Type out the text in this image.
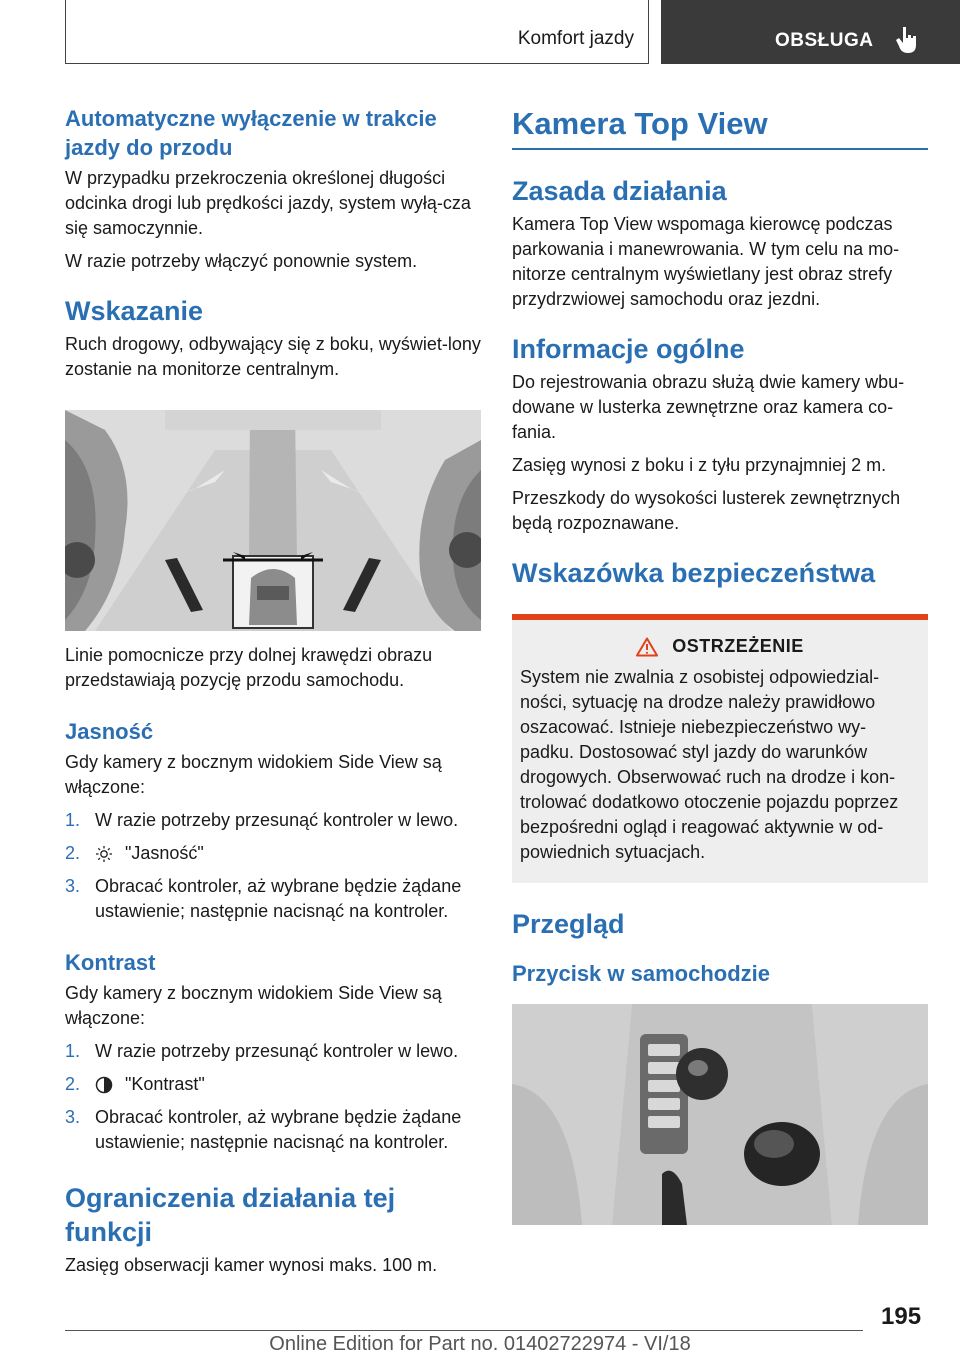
Komfort jazdy	OBSŁUGA
Automatyczne wyłączenie w trakcie jazdy do przodu

W przypadku przekroczenia określonej długości odcinka drogi lub prędkości jazdy, system wyłą-cza się samoczynnie.

W razie potrzeby włączyć ponownie system.

Wskazanie

Ruch drogowy, odbywający się z boku, wyświet-lony zostanie na monitorze centralnym.

Linie pomocnicze przy dolnej krawędzi obrazu przedstawiają pozycję przodu samochodu.

Jasność

Gdy kamery z bocznym widokiem Side View są włączone:

1. W razie potrzeby przesunąć kontroler w lewo.
2. "Jasność"
3. Obracać kontroler, aż wybrane będzie żądane ustawienie; następnie nacisnąć na kontroler.
Kontrast

Gdy kamery z bocznym widokiem Side View są włączone:

1. W razie potrzeby przesunąć kontroler w lewo.
2. "Kontrast"
3. Obracać kontroler, aż wybrane będzie żądane ustawienie; następnie nacisnąć na kontroler.
Ograniczenia działania tej funkcji

Zasięg obserwacji kamer wynosi maks. 100 m.

Kamera Top View
Zasada działania

Kamera Top View wspomaga kierowcę podczas parkowania i manewrowania. W tym celu na mo-nitorze centralnym wyświetlany jest obraz strefy przydrzwiowej samochodu oraz jezdni.

Informacje ogólne

Do rejestrowania obrazu służą dwie kamery wbu-dowane w lusterka zewnętrzne oraz kamera co-fania.

Zasięg wynosi z boku i z tyłu przynajmniej 2 m.

Przeszkody do wysokości lusterek zewnętrznych będą rozpoznawane.

Wskazówka bezpieczeństwa
OSTRZEŻENIE

System nie zwalnia z osobistej odpowiedzial-ności, sytuację na drodze należy prawidłowo oszacować. Istnieje niebezpieczeństwo wy-padku. Dostosować styl jazdy do warunków drogowych. Obserwować ruch na drodze i kon-trolować dodatkowo otoczenie pojazdu poprzez bezpośredni ogląd i reagować aktywnie w od-powiednich sytuacjach.

Przegląd
Przycisk w samochodzie
195
Online Edition for Part no. 01402722974 - VI/18
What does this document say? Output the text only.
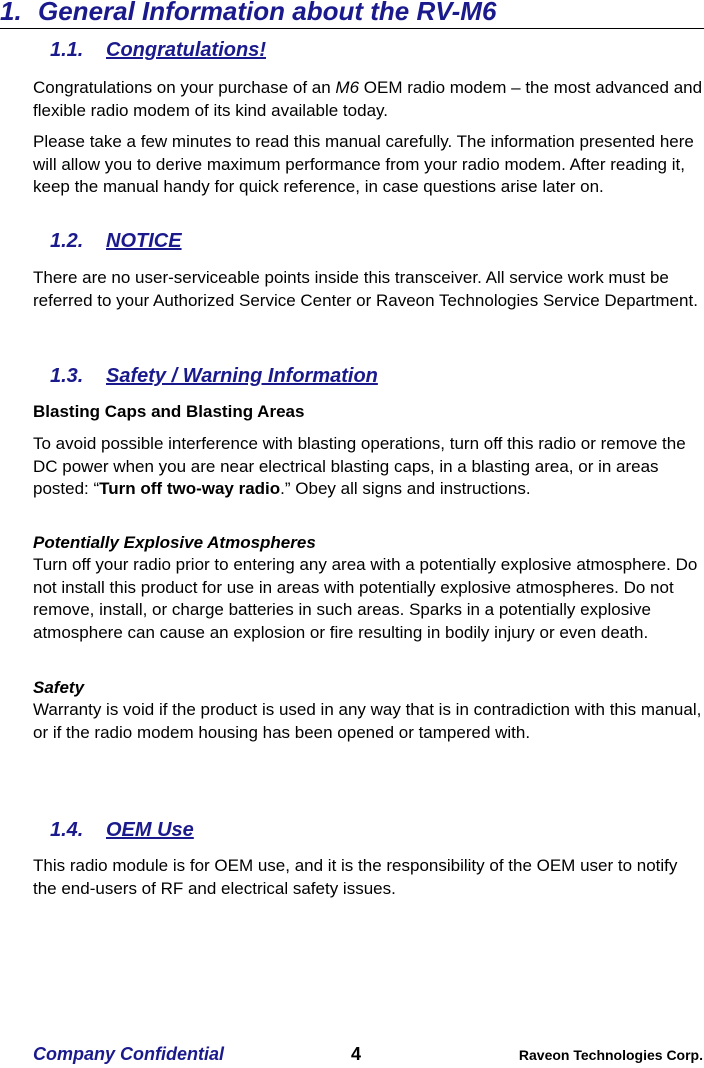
1. General Information about the RV-M6
1.1. Congratulations!
Congratulations on your purchase of an M6 OEM radio modem – the most advanced and flexible radio modem of its kind available today.
Please take a few minutes to read this manual carefully. The information presented here will allow you to derive maximum performance from your radio modem. After reading it, keep the manual handy for quick reference, in case questions arise later on.
1.2. NOTICE
There are no user-serviceable points inside this transceiver. All service work must be referred to your Authorized Service Center or Raveon Technologies Service Department.
1.3. Safety / Warning Information
Blasting Caps and Blasting Areas
To avoid possible interference with blasting operations, turn off this radio or remove the DC power when you are near electrical blasting caps, in a blasting area, or in areas posted: “Turn off two-way radio.” Obey all signs and instructions.
Potentially Explosive Atmospheres
Turn off your radio prior to entering any area with a potentially explosive atmosphere. Do not install this product for use in areas with potentially explosive atmospheres. Do not remove, install, or charge batteries in such areas. Sparks in a potentially explosive atmosphere can cause an explosion or fire resulting in bodily injury or even death.
Safety
Warranty is void if the product is used in any way that is in contradiction with this manual, or if the radio modem housing has been opened or tampered with.
1.4. OEM Use
This radio module is for OEM use, and it is the responsibility of the OEM user to notify the end-users of RF and electrical safety issues.
Company Confidential	4	Raveon Technologies Corp.
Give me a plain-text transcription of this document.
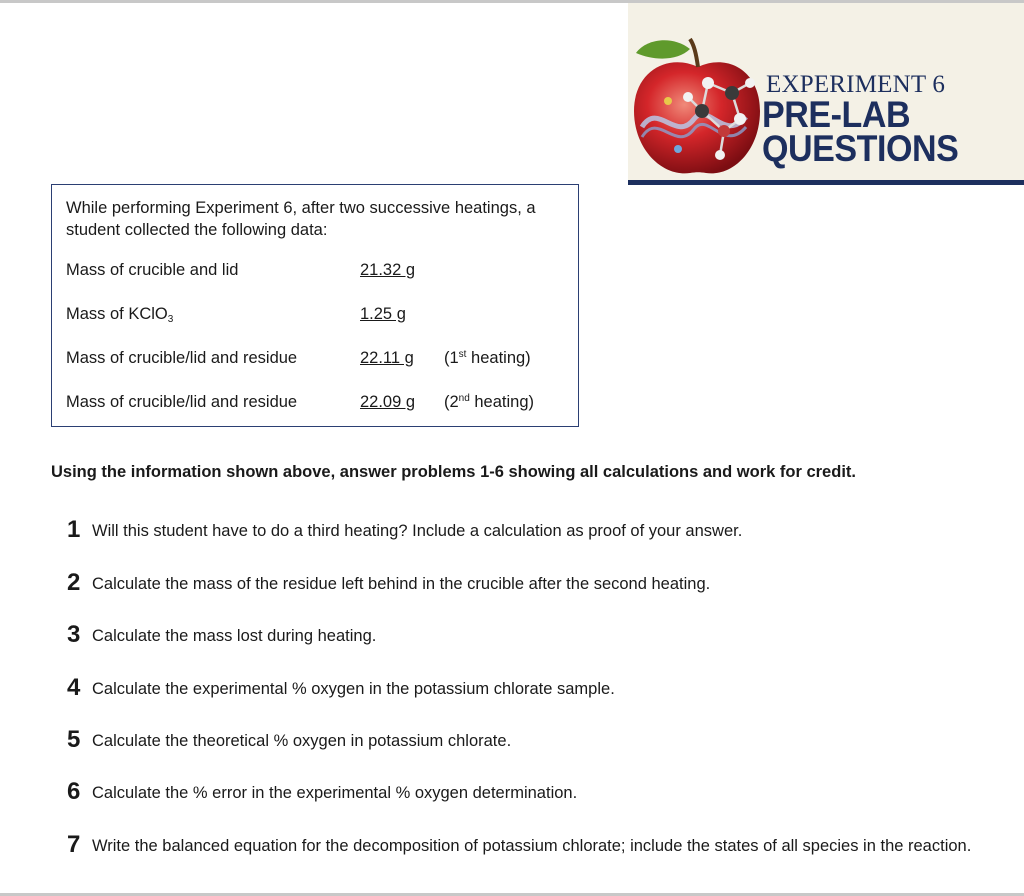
EXPERIMENT 6
PRE-LAB QUESTIONS
While performing Experiment 6, after two successive heatings, a student collected the following data:
Mass of crucible and lid	21.32 g
Mass of KClO$_3$	1.25 g
Mass of crucible/lid and residue	22.11 g (1st heating)
Mass of crucible/lid and residue	22.09 g (2nd heating)
Using the information shown above, answer problems 1-6 showing all calculations and work for credit.
1 Will this student have to do a third heating? Include a calculation as proof of your answer.
2 Calculate the mass of the residue left behind in the crucible after the second heating.
3 Calculate the mass lost during heating.
4 Calculate the experimental % oxygen in the potassium chlorate sample.
5 Calculate the theoretical % oxygen in potassium chlorate.
6 Calculate the % error in the experimental % oxygen determination.
7 Write the balanced equation for the decomposition of potassium chlorate; include the states of all species in the reaction.
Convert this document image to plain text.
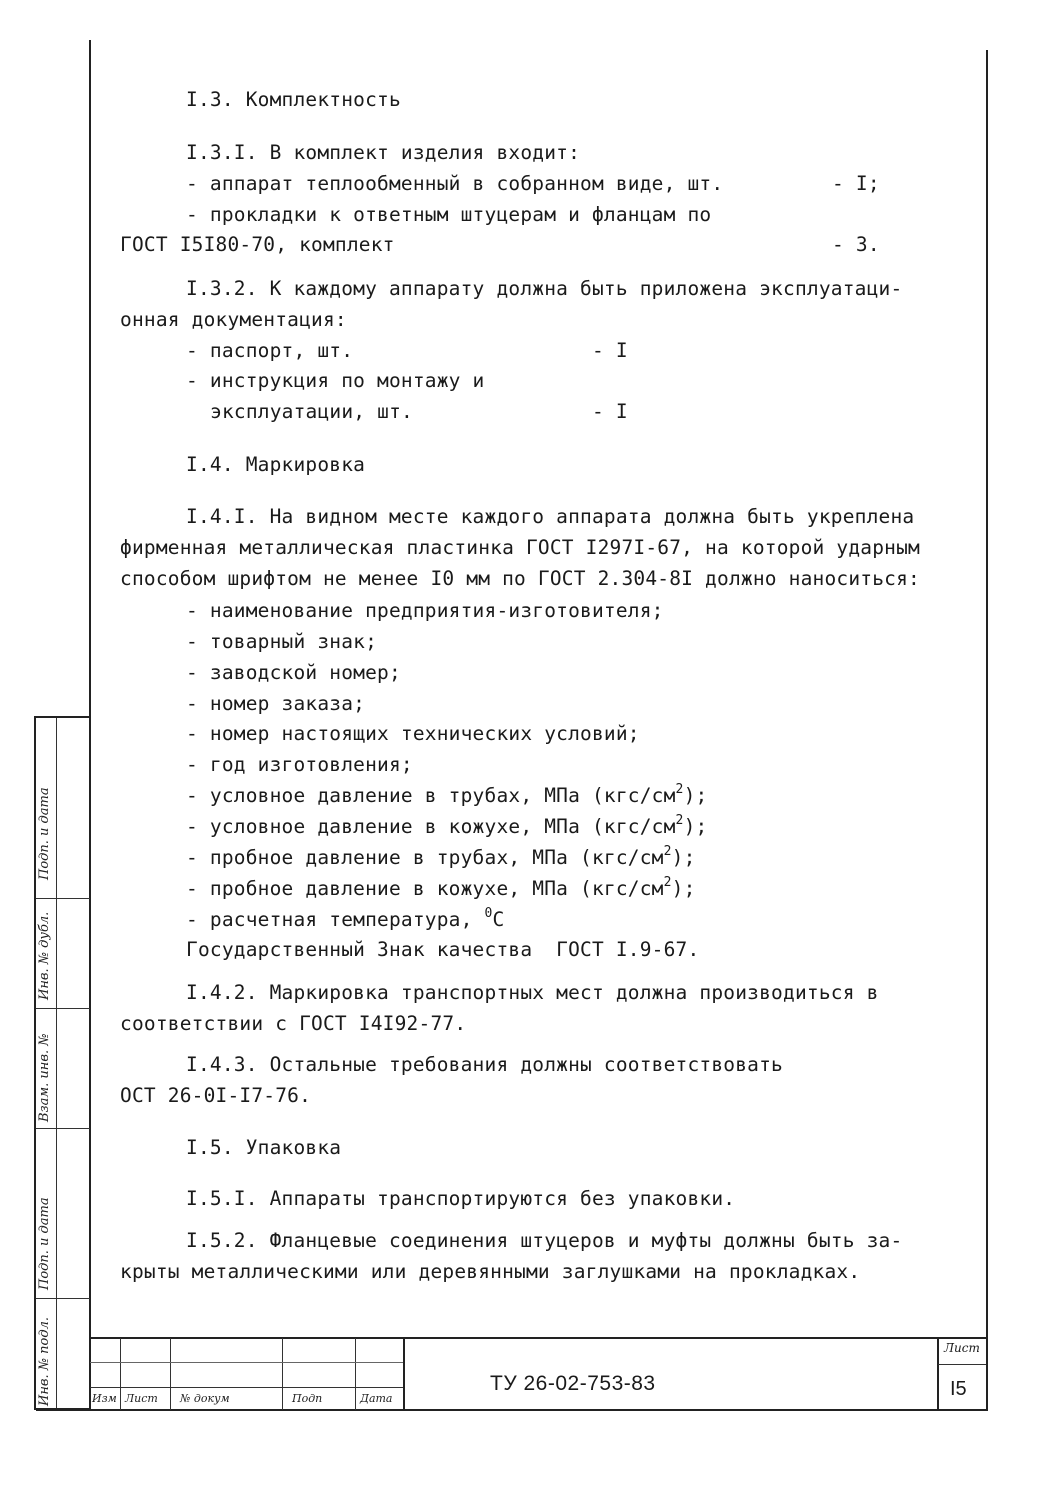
I.3. Комплектность
I.3.I. В комплект изделия входит:
- аппарат теплообменный в собранном виде, шт.	- I;
- прокладки к ответным штуцерам и фланцам по
ГОСТ I5I80-70, комплект	- 3.
I.3.2. К каждому аппарату должна быть приложена эксплуатаци-
онная документация:
- паспорт, шт.	- I
- инструкция по монтажу и
эксплуатации, шт.	- I
I.4. Маркировка
I.4.I. На видном месте каждого аппарата должна быть укреплена
фирменная металлическая пластинка ГОСТ I297I-67, на которой ударным
способом шрифтом не менее I0 мм по ГОСТ 2.304-8I должно наноситься:
- наименование предприятия-изготовителя;
- товарный знак;
- заводской номер;
- номер заказа;
- номер настоящих технических условий;
- год изготовления;
- условное давление в трубах, МПа $(кгс/см^2)$;
- условное давление в кожухе, МПа $(кгс/см^2)$;
- пробное давление в трубах, МПа $(кгс/см^2)$;
- пробное давление в кожухе, МПа $(кгс/см^2)$;
- расчетная температура, $^0$С
Государственный Знак качества  ГОСТ I.9-67.
I.4.2. Маркировка транспортных мест должна производиться в
соответствии с ГОСТ I4I92-77.
I.4.3. Остальные требования должны соответствовать
ОСТ 26-0I-I7-76.
I.5. Упаковка
I.5.I. Аппараты транспортируются без упаковки.
I.5.2. Фланцевые соединения штуцеров и муфты должны быть за-
крыты металлическими или деревянными заглушками на прокладках.
Подп. и дата
Инв. № дубл.
Взам. инв. №
Подп. и дата
Инв. № подл.	Изм Лист № докум	Подп	Дата
ТУ 26-02-753-83
Лист
I5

- [REQUIREMENTS]: Every line of the material is to be quoted exactly, with no pictures carried over.

- [COMPLETE ANSWER]:
Type out the text in this image.
Komfort jazdy	OBSŁUGA
Automatyczne wyłączenie w trakcie jazdy do przodu

W przypadku przekroczenia określonej długości odcinka drogi lub prędkości jazdy, system wyłą-cza się samoczynnie.

W razie potrzeby włączyć ponownie system.

Wskazanie

Ruch drogowy, odbywający się z boku, wyświet-lony zostanie na monitorze centralnym.

Linie pomocnicze przy dolnej krawędzi obrazu przedstawiają pozycję przodu samochodu.

Jasność

Gdy kamery z bocznym widokiem Side View są włączone:

1. W razie potrzeby przesunąć kontroler w lewo.
2. "Jasność"
3. Obracać kontroler, aż wybrane będzie żądane ustawienie; następnie nacisnąć na kontroler.
Kontrast

Gdy kamery z bocznym widokiem Side View są włączone:

1. W razie potrzeby przesunąć kontroler w lewo.
2. "Kontrast"
3. Obracać kontroler, aż wybrane będzie żądane ustawienie; następnie nacisnąć na kontroler.
Ograniczenia działania tej funkcji

Zasięg obserwacji kamer wynosi maks. 100 m.

Kamera Top View
Zasada działania

Kamera Top View wspomaga kierowcę podczas parkowania i manewrowania. W tym celu na mo-nitorze centralnym wyświetlany jest obraz strefy przydrzwiowej samochodu oraz jezdni.

Informacje ogólne

Do rejestrowania obrazu służą dwie kamery wbu-dowane w lusterka zewnętrzne oraz kamera co-fania.

Zasięg wynosi z boku i z tyłu przynajmniej 2 m.

Przeszkody do wysokości lusterek zewnętrznych będą rozpoznawane.

Wskazówka bezpieczeństwa
OSTRZEŻENIE

System nie zwalnia z osobistej odpowiedzial-ności, sytuację na drodze należy prawidłowo oszacować. Istnieje niebezpieczeństwo wy-padku. Dostosować styl jazdy do warunków drogowych. Obserwować ruch na drodze i kon-trolować dodatkowo otoczenie pojazdu poprzez bezpośredni ogląd i reagować aktywnie w od-powiednich sytuacjach.

Przegląd
Przycisk w samochodzie
195
Online Edition for Part no. 01402722974 - VI/18
What does this document say? Output the text only.
1. General Information about the RV-M6
1.1. Congratulations!
Congratulations on your purchase of an M6 OEM radio modem – the most advanced and flexible radio modem of its kind available today.
Please take a few minutes to read this manual carefully. The information presented here will allow you to derive maximum performance from your radio modem. After reading it, keep the manual handy for quick reference, in case questions arise later on.
1.2. NOTICE
There are no user-serviceable points inside this transceiver. All service work must be referred to your Authorized Service Center or Raveon Technologies Service Department.
1.3. Safety / Warning Information
Blasting Caps and Blasting Areas
To avoid possible interference with blasting operations, turn off this radio or remove the DC power when you are near electrical blasting caps, in a blasting area, or in areas posted: “Turn off two-way radio.” Obey all signs and instructions.
Potentially Explosive Atmospheres
Turn off your radio prior to entering any area with a potentially explosive atmosphere. Do not install this product for use in areas with potentially explosive atmospheres. Do not remove, install, or charge batteries in such areas. Sparks in a potentially explosive atmosphere can cause an explosion or fire resulting in bodily injury or even death.
Safety
Warranty is void if the product is used in any way that is in contradiction with this manual, or if the radio modem housing has been opened or tampered with.
1.4. OEM Use
This radio module is for OEM use, and it is the responsibility of the OEM user to notify the end-users of RF and electrical safety issues.
Company Confidential	4	Raveon Technologies Corp.
Give me a plain-text transcription of this document.
EXPERIMENT 6
PRE-LAB QUESTIONS
While performing Experiment 6, after two successive heatings, a student collected the following data:
Mass of crucible and lid	21.32 g
Mass of KClO$_3$	1.25 g
Mass of crucible/lid and residue	22.11 g (1st heating)
Mass of crucible/lid and residue	22.09 g (2nd heating)
Using the information shown above, answer problems 1-6 showing all calculations and work for credit.
1 Will this student have to do a third heating? Include a calculation as proof of your answer.
2 Calculate the mass of the residue left behind in the crucible after the second heating.
3 Calculate the mass lost during heating.
4 Calculate the experimental % oxygen in the potassium chlorate sample.
5 Calculate the theoretical % oxygen in potassium chlorate.
6 Calculate the % error in the experimental % oxygen determination.
7 Write the balanced equation for the decomposition of potassium chlorate; include the states of all species in the reaction.
Convert this document image to plain text.
I.3. Комплектность
I.3.I. В комплект изделия входит:
- аппарат теплообменный в собранном виде, шт.	- I;
- прокладки к ответным штуцерам и фланцам по
ГОСТ I5I80-70, комплект	- 3.
I.3.2. К каждому аппарату должна быть приложена эксплуатаци-
онная документация:
- паспорт, шт.	- I
- инструкция по монтажу и
эксплуатации, шт.	- I
I.4. Маркировка
I.4.I. На видном месте каждого аппарата должна быть укреплена
фирменная металлическая пластинка ГОСТ I297I-67, на которой ударным
способом шрифтом не менее I0 мм по ГОСТ 2.304-8I должно наноситься:
- наименование предприятия-изготовителя;
- товарный знак;
- заводской номер;
- номер заказа;
- номер настоящих технических условий;
- год изготовления;
- условное давление в трубах, МПа $(кгс/см^2)$;
- условное давление в кожухе, МПа $(кгс/см^2)$;
- пробное давление в трубах, МПа $(кгс/см^2)$;
- пробное давление в кожухе, МПа $(кгс/см^2)$;
- расчетная температура, $^0$С
Государственный Знак качества  ГОСТ I.9-67.
I.4.2. Маркировка транспортных мест должна производиться в
соответствии с ГОСТ I4I92-77.
I.4.3. Остальные требования должны соответствовать
ОСТ 26-0I-I7-76.
I.5. Упаковка
I.5.I. Аппараты транспортируются без упаковки.
I.5.2. Фланцевые соединения штуцеров и муфты должны быть за-
крыты металлическими или деревянными заглушками на прокладках.
Подп. и дата
Инв. № дубл.
Взам. инв. №
Подп. и дата
Инв. № подл.	Изм Лист № докум	Подп	Дата
ТУ 26-02-753-83
Лист
I5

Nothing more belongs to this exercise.